Exercise objective: Copy every entry exactly as given, minus the images.

Listing:
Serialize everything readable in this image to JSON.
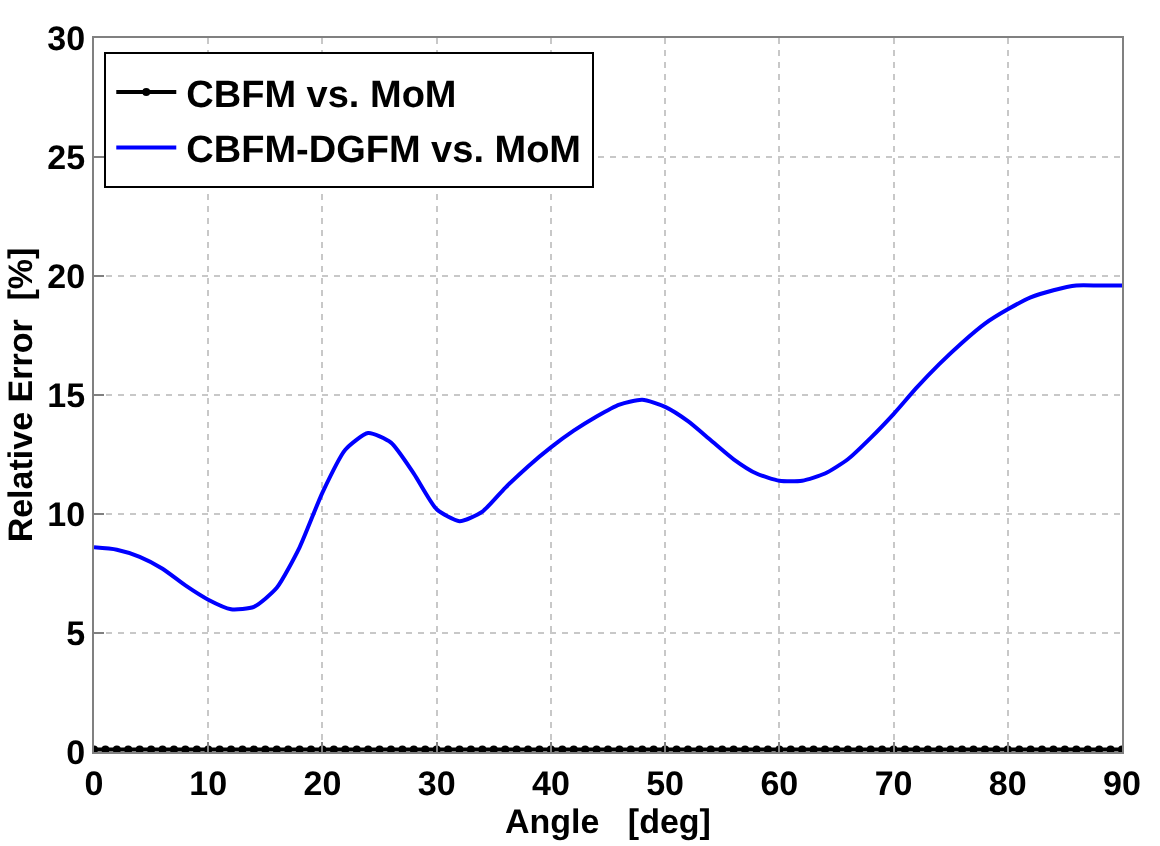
{
  "chart_data": {
    "type": "line",
    "xlabel": "Angle   [deg]",
    "ylabel": "Relative Error  [%]",
    "xlim": [
      0,
      90
    ],
    "xticks": [
      0,
      10,
      20,
      30,
      40,
      50,
      60,
      70,
      80,
      90
    ],
    "ylim": [
      0,
      30
    ],
    "yticks": [
      0,
      5,
      10,
      15,
      20,
      25,
      30
    ],
    "grid": true,
    "legend": "top left",
    "series": [
      {
        "name": "CBFM vs. MoM",
        "color": "#000000",
        "marker": "circle",
        "x": [
          0,
          1,
          2,
          3,
          4,
          5,
          6,
          7,
          8,
          9,
          10,
          11,
          12,
          13,
          14,
          15,
          16,
          17,
          18,
          19,
          20,
          21,
          22,
          23,
          24,
          25,
          26,
          27,
          28,
          29,
          30,
          31,
          32,
          33,
          34,
          35,
          36,
          37,
          38,
          39,
          40,
          41,
          42,
          43,
          44,
          45,
          46,
          47,
          48,
          49,
          50,
          51,
          52,
          53,
          54,
          55,
          56,
          57,
          58,
          59,
          60,
          61,
          62,
          63,
          64,
          65,
          66,
          67,
          68,
          69,
          70,
          71,
          72,
          73,
          74,
          75,
          76,
          77,
          78,
          79,
          80,
          81,
          82,
          83,
          84,
          85,
          86,
          87,
          88,
          89,
          90
        ],
        "values": [
          0.1,
          0.1,
          0.1,
          0.1,
          0.1,
          0.1,
          0.1,
          0.1,
          0.1,
          0.1,
          0.1,
          0.1,
          0.1,
          0.1,
          0.1,
          0.1,
          0.1,
          0.1,
          0.1,
          0.1,
          0.1,
          0.1,
          0.1,
          0.1,
          0.1,
          0.1,
          0.1,
          0.1,
          0.1,
          0.1,
          0.1,
          0.1,
          0.1,
          0.1,
          0.1,
          0.1,
          0.1,
          0.1,
          0.1,
          0.1,
          0.1,
          0.1,
          0.1,
          0.1,
          0.1,
          0.1,
          0.1,
          0.1,
          0.1,
          0.1,
          0.1,
          0.1,
          0.1,
          0.1,
          0.1,
          0.1,
          0.1,
          0.1,
          0.1,
          0.1,
          0.1,
          0.1,
          0.1,
          0.1,
          0.1,
          0.1,
          0.1,
          0.1,
          0.1,
          0.1,
          0.1,
          0.1,
          0.1,
          0.1,
          0.1,
          0.1,
          0.1,
          0.1,
          0.1,
          0.1,
          0.1,
          0.1,
          0.1,
          0.1,
          0.1,
          0.1,
          0.1,
          0.1,
          0.1,
          0.1,
          0.1
        ]
      },
      {
        "name": "CBFM-DGFM vs. MoM",
        "color": "#0000ff",
        "marker": "none",
        "x": [
          0,
          2,
          4,
          6,
          8,
          10,
          12,
          14,
          16,
          18,
          20,
          22,
          24,
          26,
          28,
          30,
          32,
          34,
          36,
          38,
          40,
          42,
          44,
          46,
          48,
          50,
          52,
          54,
          56,
          58,
          60,
          62,
          64,
          66,
          68,
          70,
          72,
          74,
          76,
          78,
          80,
          82,
          84,
          86,
          88,
          90
        ],
        "values": [
          8.6,
          8.5,
          8.2,
          7.7,
          7.0,
          6.4,
          6.0,
          6.1,
          6.9,
          8.6,
          10.9,
          12.7,
          13.4,
          13.0,
          11.7,
          10.2,
          9.7,
          10.1,
          11.1,
          12.0,
          12.8,
          13.5,
          14.1,
          14.6,
          14.8,
          14.5,
          13.9,
          13.1,
          12.3,
          11.7,
          11.4,
          11.4,
          11.7,
          12.3,
          13.2,
          14.2,
          15.3,
          16.3,
          17.2,
          18.0,
          18.6,
          19.1,
          19.4,
          19.6,
          19.6,
          19.6
        ]
      }
    ]
  }
}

Correct response:
Serialize everything readable in this image to JSON.
{
  "chart_data": {
    "type": "line",
    "xlabel": "Angle   [deg]",
    "ylabel": "Relative Error  [%]",
    "xlim": [
      0,
      90
    ],
    "xticks": [
      0,
      10,
      20,
      30,
      40,
      50,
      60,
      70,
      80,
      90
    ],
    "ylim": [
      0,
      30
    ],
    "yticks": [
      0,
      5,
      10,
      15,
      20,
      25,
      30
    ],
    "grid": true,
    "legend": "top left",
    "series": [
      {
        "name": "CBFM vs. MoM",
        "color": "#000000",
        "marker": "circle",
        "x": [
          0,
          1,
          2,
          3,
          4,
          5,
          6,
          7,
          8,
          9,
          10,
          11,
          12,
          13,
          14,
          15,
          16,
          17,
          18,
          19,
          20,
          21,
          22,
          23,
          24,
          25,
          26,
          27,
          28,
          29,
          30,
          31,
          32,
          33,
          34,
          35,
          36,
          37,
          38,
          39,
          40,
          41,
          42,
          43,
          44,
          45,
          46,
          47,
          48,
          49,
          50,
          51,
          52,
          53,
          54,
          55,
          56,
          57,
          58,
          59,
          60,
          61,
          62,
          63,
          64,
          65,
          66,
          67,
          68,
          69,
          70,
          71,
          72,
          73,
          74,
          75,
          76,
          77,
          78,
          79,
          80,
          81,
          82,
          83,
          84,
          85,
          86,
          87,
          88,
          89,
          90
        ],
        "values": [
          0.1,
          0.1,
          0.1,
          0.1,
          0.1,
          0.1,
          0.1,
          0.1,
          0.1,
          0.1,
          0.1,
          0.1,
          0.1,
          0.1,
          0.1,
          0.1,
          0.1,
          0.1,
          0.1,
          0.1,
          0.1,
          0.1,
          0.1,
          0.1,
          0.1,
          0.1,
          0.1,
          0.1,
          0.1,
          0.1,
          0.1,
          0.1,
          0.1,
          0.1,
          0.1,
          0.1,
          0.1,
          0.1,
          0.1,
          0.1,
          0.1,
          0.1,
          0.1,
          0.1,
          0.1,
          0.1,
          0.1,
          0.1,
          0.1,
          0.1,
          0.1,
          0.1,
          0.1,
          0.1,
          0.1,
          0.1,
          0.1,
          0.1,
          0.1,
          0.1,
          0.1,
          0.1,
          0.1,
          0.1,
          0.1,
          0.1,
          0.1,
          0.1,
          0.1,
          0.1,
          0.1,
          0.1,
          0.1,
          0.1,
          0.1,
          0.1,
          0.1,
          0.1,
          0.1,
          0.1,
          0.1,
          0.1,
          0.1,
          0.1,
          0.1,
          0.1,
          0.1,
          0.1,
          0.1,
          0.1,
          0.1
        ]
      },
      {
        "name": "CBFM-DGFM vs. MoM",
        "color": "#0000ff",
        "marker": "none",
        "x": [
          0,
          2,
          4,
          6,
          8,
          10,
          12,
          14,
          16,
          18,
          20,
          22,
          24,
          26,
          28,
          30,
          32,
          34,
          36,
          38,
          40,
          42,
          44,
          46,
          48,
          50,
          52,
          54,
          56,
          58,
          60,
          62,
          64,
          66,
          68,
          70,
          72,
          74,
          76,
          78,
          80,
          82,
          84,
          86,
          88,
          90
        ],
        "values": [
          8.6,
          8.5,
          8.2,
          7.7,
          7.0,
          6.4,
          6.0,
          6.1,
          6.9,
          8.6,
          10.9,
          12.7,
          13.4,
          13.0,
          11.7,
          10.2,
          9.7,
          10.1,
          11.1,
          12.0,
          12.8,
          13.5,
          14.1,
          14.6,
          14.8,
          14.5,
          13.9,
          13.1,
          12.3,
          11.7,
          11.4,
          11.4,
          11.7,
          12.3,
          13.2,
          14.2,
          15.3,
          16.3,
          17.2,
          18.0,
          18.6,
          19.1,
          19.4,
          19.6,
          19.6,
          19.6
        ]
      }
    ]
  }
}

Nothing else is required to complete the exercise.